# matrix products

• Jul 7th 2007, 07:39 AM
CT_Math
matrix products
How would I find a 2x2 matrix to multiply another 2x2 matrix by to get zero if that matrix is not the zero matrix? Specifically I have
[1 2]
[3 4] times B = 0
• Jul 7th 2007, 07:50 AM
Jhevon
Quote:

Originally Posted by CT_Math
How would I find a 2x2 matrix to multiply another 2x2 matrix by to get zero if that matrix is not the zero matrix? Specifically I have
[1 2]
[3 4] times B = 0

Let the unknown matrix be $B = \left(\begin{array}{cc}a&b\\c&d\end{array}\right)$

We want:

$\left(\begin{array}{cc}1&2\\3&4\end{array}\right) \left(\begin{array}{cc}a&b\\c&d\end{array}\right) = \left(\begin{array}{cc}0&0\\0&0\end{array}\right)$

$\Rightarrow \left(\begin{array}{cc} a + 2c & b + 2d \\ 3a + 4c & 3b + 4d \end{array}\right) = \left(\begin{array}{cc}0&0\\0&0\end{array}\right)$

Thus we need the solution to the systems:

$a + 2c = 0$ ..............(1)
$3a + 4c = 0$ ..............(2)

and

$b + 2d = 0$ ....................(1)
$3b + 4d = 0$ ...................(2)

Can you take it from here?

(That's the systematic way to do it, but really, as with numbers, multiplying any number by zero gives zero, so too with matrices: any matrix times the zero matrix gives the zero matrix, you will find that the solution to the above systems is a = b = c = d = 0)

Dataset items
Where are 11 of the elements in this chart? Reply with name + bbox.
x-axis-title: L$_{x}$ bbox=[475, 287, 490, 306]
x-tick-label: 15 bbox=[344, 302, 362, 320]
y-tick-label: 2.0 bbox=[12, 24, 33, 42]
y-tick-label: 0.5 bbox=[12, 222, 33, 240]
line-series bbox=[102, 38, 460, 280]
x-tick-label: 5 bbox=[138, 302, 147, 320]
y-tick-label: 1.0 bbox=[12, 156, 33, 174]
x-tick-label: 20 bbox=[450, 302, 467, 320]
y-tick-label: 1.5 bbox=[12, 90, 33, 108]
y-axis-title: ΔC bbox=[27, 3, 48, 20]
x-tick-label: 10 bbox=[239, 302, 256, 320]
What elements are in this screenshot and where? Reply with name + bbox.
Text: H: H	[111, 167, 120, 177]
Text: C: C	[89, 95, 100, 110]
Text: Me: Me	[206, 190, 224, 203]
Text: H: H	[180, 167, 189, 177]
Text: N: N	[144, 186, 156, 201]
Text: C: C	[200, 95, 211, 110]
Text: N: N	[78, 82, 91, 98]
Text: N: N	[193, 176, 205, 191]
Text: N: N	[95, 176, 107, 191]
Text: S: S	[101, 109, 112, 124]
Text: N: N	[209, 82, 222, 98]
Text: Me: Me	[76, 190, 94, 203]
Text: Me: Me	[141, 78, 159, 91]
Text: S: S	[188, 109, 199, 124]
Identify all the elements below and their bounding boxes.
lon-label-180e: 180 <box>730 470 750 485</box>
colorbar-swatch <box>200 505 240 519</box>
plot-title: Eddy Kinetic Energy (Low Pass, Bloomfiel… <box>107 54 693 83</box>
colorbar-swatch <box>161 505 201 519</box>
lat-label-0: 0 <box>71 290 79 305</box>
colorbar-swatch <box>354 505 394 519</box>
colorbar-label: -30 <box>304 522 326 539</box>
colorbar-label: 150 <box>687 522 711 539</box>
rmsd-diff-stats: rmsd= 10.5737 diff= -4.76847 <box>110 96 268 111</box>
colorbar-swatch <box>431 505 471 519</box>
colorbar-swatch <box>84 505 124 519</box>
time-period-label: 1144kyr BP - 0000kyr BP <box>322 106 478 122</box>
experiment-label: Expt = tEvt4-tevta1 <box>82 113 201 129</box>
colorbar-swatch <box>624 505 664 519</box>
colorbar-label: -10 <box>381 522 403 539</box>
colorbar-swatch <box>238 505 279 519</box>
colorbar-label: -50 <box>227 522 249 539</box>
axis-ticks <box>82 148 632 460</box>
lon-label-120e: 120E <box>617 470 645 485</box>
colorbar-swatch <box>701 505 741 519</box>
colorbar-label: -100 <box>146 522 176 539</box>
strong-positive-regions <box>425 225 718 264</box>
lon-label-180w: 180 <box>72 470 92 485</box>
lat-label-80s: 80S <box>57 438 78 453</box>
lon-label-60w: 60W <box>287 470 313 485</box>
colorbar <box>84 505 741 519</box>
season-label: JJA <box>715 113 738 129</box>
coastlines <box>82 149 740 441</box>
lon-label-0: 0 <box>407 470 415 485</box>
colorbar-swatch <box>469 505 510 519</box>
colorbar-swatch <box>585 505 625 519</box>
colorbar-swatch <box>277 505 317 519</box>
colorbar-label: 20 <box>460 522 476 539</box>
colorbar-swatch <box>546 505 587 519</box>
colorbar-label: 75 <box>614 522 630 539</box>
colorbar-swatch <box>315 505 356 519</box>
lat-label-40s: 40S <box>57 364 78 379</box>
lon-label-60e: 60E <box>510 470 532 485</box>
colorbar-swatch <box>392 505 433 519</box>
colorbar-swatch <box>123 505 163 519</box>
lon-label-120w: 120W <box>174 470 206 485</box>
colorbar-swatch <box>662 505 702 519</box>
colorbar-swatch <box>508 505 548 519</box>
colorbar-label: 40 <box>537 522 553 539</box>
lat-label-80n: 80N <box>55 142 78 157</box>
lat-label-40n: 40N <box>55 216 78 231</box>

---

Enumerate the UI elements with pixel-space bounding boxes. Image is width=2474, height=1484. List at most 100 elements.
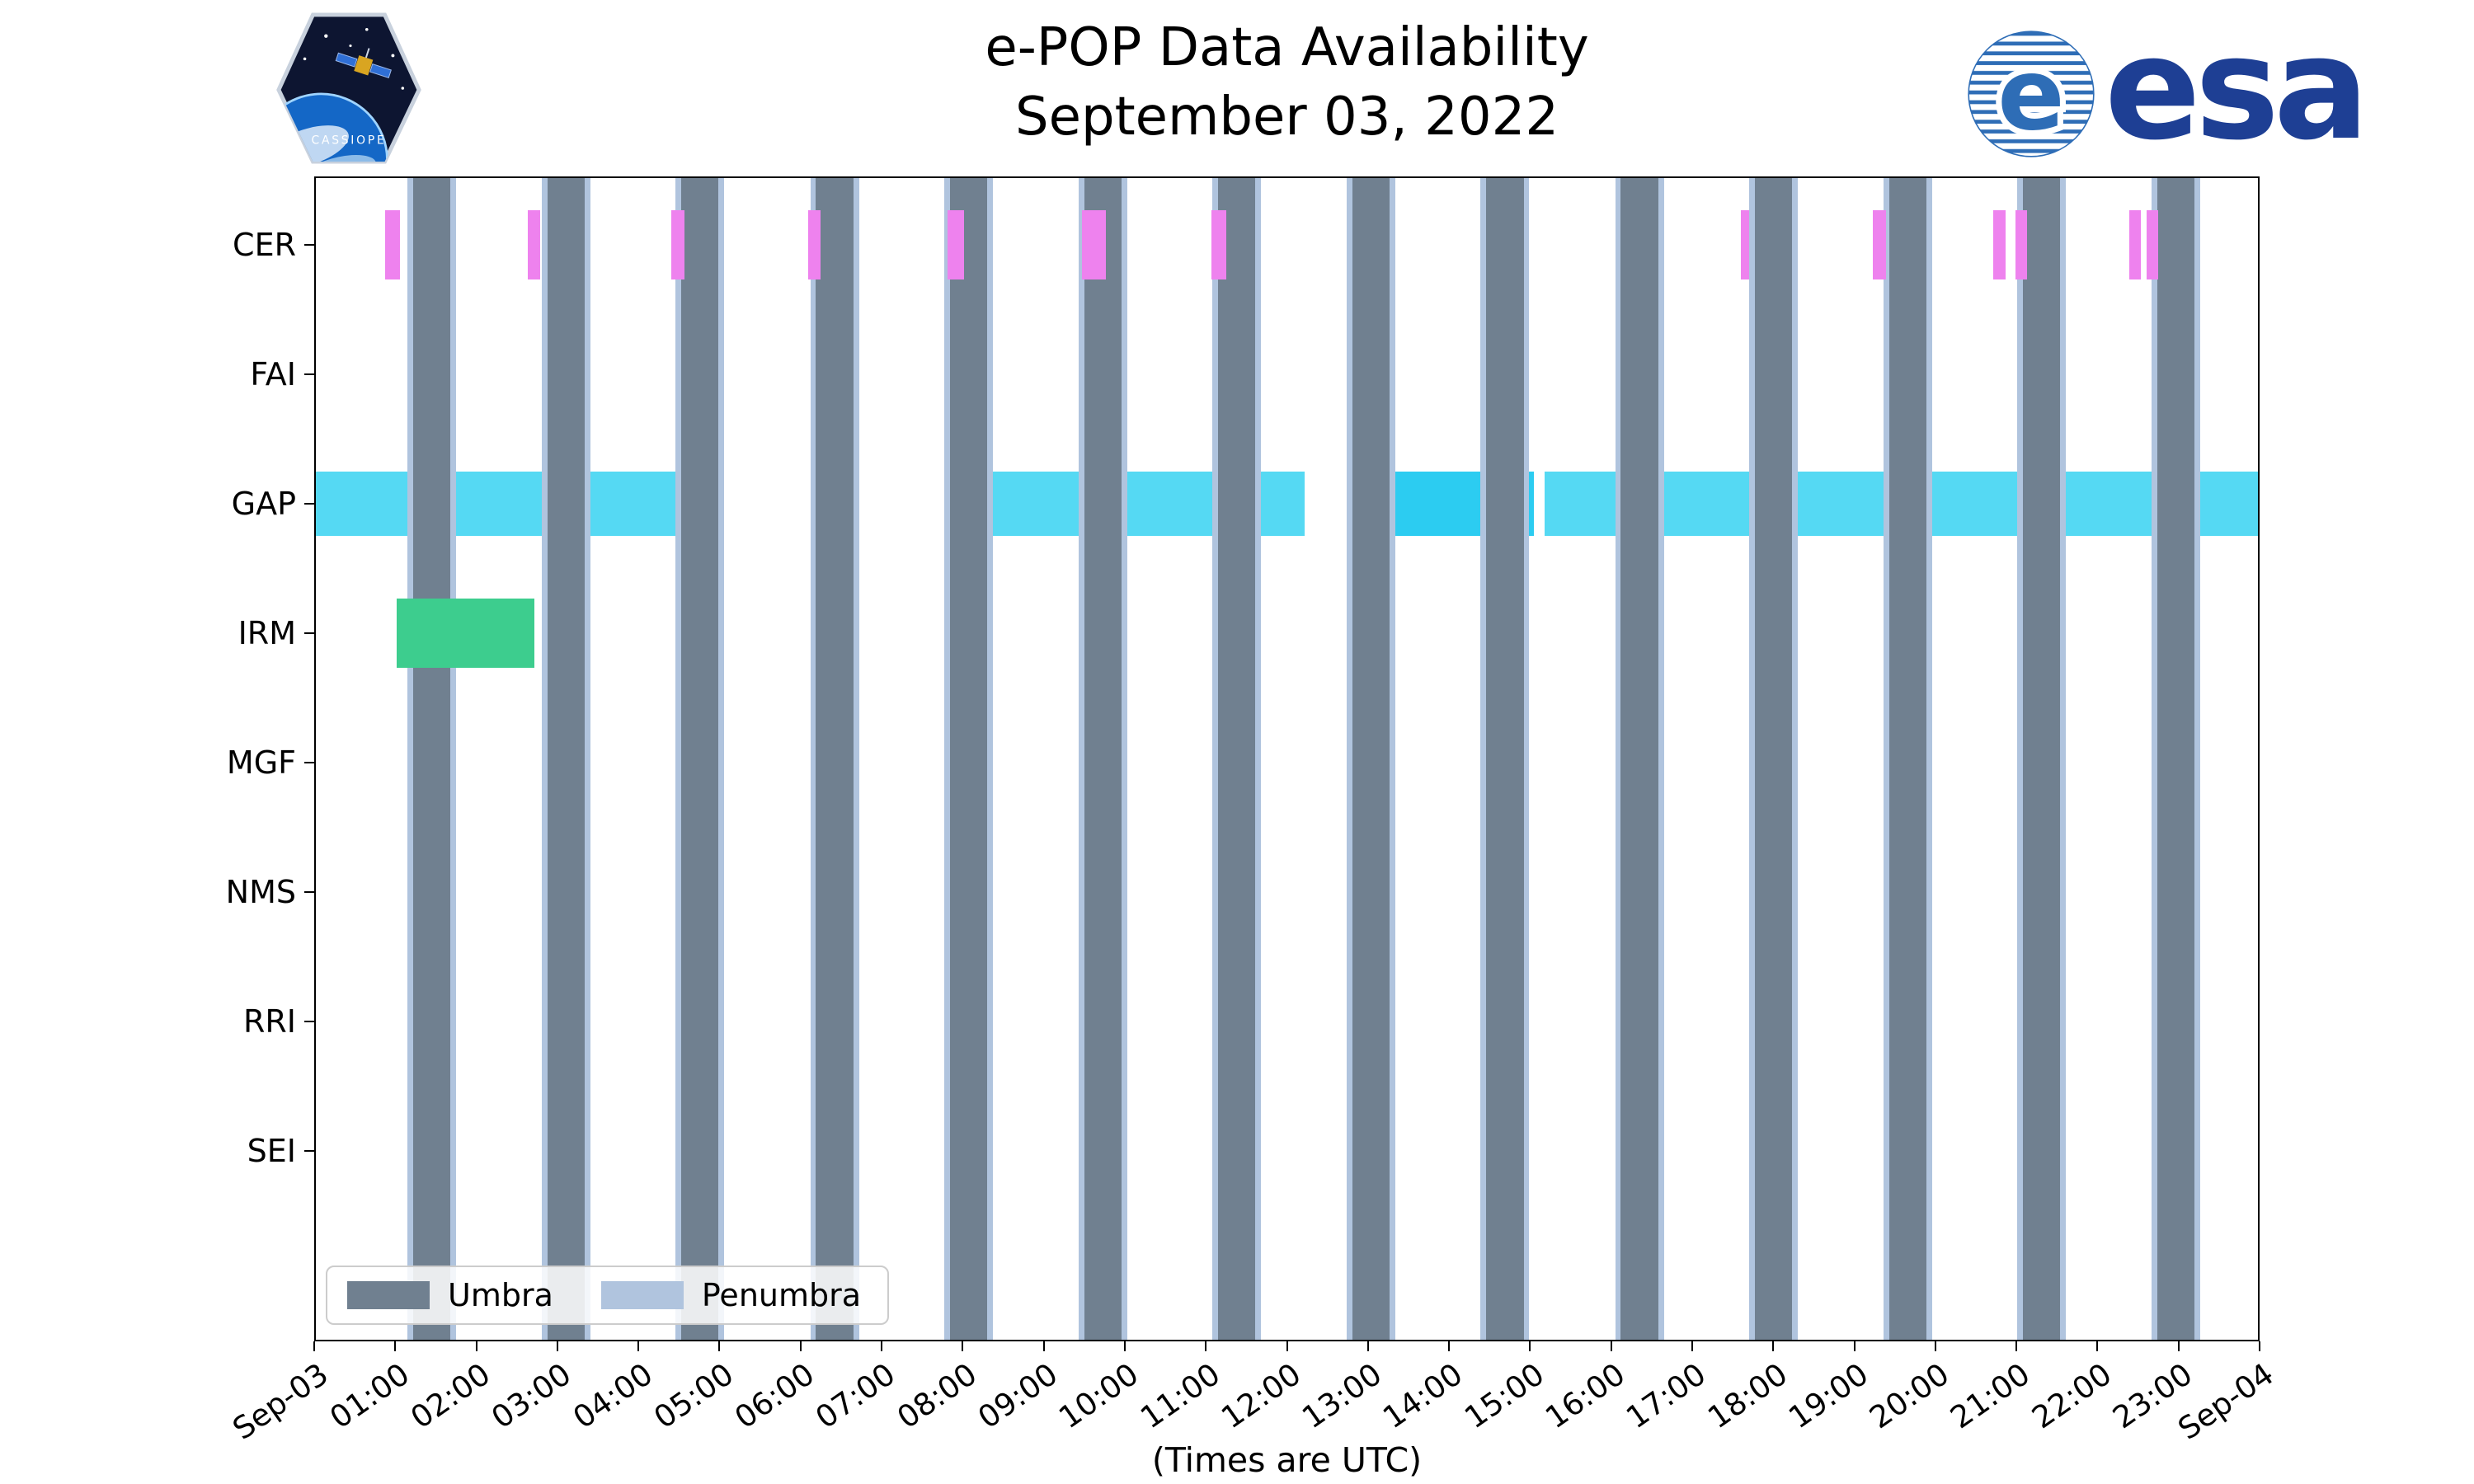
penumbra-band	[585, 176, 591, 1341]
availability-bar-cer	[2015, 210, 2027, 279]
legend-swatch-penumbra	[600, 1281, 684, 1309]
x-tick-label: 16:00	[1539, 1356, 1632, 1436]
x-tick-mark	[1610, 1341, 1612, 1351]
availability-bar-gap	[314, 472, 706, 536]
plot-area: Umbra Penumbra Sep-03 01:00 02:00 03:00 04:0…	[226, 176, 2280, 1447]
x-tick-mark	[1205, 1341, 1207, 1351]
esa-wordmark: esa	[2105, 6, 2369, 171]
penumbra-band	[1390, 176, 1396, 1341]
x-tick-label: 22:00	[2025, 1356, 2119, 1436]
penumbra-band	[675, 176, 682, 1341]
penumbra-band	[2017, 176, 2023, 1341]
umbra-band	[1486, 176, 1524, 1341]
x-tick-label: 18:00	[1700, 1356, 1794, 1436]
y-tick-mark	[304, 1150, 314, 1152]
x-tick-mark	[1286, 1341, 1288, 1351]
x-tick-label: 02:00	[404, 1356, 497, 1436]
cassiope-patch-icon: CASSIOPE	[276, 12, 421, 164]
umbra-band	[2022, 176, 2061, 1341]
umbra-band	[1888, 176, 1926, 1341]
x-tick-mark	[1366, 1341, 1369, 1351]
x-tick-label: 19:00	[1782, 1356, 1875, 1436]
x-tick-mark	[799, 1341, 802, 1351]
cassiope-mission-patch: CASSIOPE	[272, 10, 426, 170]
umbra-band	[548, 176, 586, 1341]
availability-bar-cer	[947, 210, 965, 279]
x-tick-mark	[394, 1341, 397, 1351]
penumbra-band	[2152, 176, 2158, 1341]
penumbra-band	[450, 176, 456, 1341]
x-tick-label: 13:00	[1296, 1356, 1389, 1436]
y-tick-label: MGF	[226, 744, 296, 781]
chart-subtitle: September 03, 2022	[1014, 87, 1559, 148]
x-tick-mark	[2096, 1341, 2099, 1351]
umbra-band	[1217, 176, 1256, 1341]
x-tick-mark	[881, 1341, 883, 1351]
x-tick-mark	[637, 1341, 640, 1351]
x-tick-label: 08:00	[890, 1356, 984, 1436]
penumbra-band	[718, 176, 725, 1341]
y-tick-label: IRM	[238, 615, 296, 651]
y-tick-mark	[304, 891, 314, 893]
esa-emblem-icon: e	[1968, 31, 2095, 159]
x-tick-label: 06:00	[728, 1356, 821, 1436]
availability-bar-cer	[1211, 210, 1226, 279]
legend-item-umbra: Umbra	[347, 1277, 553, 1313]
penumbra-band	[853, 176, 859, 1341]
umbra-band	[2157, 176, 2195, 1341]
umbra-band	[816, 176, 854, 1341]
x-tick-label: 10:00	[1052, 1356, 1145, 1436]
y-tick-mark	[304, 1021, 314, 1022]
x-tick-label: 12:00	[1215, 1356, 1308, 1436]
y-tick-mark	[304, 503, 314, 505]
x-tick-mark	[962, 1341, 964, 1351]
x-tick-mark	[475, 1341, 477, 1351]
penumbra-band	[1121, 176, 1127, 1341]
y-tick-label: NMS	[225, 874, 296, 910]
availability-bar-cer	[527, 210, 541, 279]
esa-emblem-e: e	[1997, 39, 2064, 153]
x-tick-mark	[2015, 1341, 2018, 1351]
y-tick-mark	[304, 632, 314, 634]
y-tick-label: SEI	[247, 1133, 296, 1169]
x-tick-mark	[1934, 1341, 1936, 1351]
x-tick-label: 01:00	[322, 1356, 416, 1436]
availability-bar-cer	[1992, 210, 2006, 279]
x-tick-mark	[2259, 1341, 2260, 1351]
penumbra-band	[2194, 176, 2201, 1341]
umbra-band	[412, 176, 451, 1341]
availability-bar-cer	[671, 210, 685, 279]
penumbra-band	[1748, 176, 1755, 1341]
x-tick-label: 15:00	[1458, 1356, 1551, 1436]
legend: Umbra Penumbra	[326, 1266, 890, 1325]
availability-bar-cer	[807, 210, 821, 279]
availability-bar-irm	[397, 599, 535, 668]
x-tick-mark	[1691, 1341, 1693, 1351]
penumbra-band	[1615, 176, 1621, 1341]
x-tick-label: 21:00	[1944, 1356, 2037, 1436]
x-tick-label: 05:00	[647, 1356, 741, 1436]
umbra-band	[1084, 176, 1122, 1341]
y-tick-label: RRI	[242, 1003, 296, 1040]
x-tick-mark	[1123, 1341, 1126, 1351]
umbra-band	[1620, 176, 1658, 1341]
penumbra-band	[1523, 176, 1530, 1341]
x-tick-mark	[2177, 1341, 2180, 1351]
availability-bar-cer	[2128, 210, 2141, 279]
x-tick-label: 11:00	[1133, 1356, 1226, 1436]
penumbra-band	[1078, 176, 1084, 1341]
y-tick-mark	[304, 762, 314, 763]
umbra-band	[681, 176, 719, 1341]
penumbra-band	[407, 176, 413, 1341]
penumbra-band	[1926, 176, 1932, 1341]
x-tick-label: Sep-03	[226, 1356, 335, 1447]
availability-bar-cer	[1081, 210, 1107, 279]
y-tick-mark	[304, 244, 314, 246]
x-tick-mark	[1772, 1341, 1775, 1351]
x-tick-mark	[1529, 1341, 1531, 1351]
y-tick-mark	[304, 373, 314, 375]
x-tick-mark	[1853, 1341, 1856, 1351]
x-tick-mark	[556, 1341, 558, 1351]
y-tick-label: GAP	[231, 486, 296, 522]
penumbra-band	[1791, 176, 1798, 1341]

# PROBLEM DETAILS:
Translate this sentence from the matrix products thread into Spanish: "How would I find a 2x2 matrix to multiply another 2x2 matrix by to get zero if that matrix is not the zero matrix?"

# EXERCISE OUTPUT:
¿Cómo encontraría una matriz de 2x2 por la cual multiplicar otra matriz de 2x2 para obtener cero si esa matriz no es la matriz cero?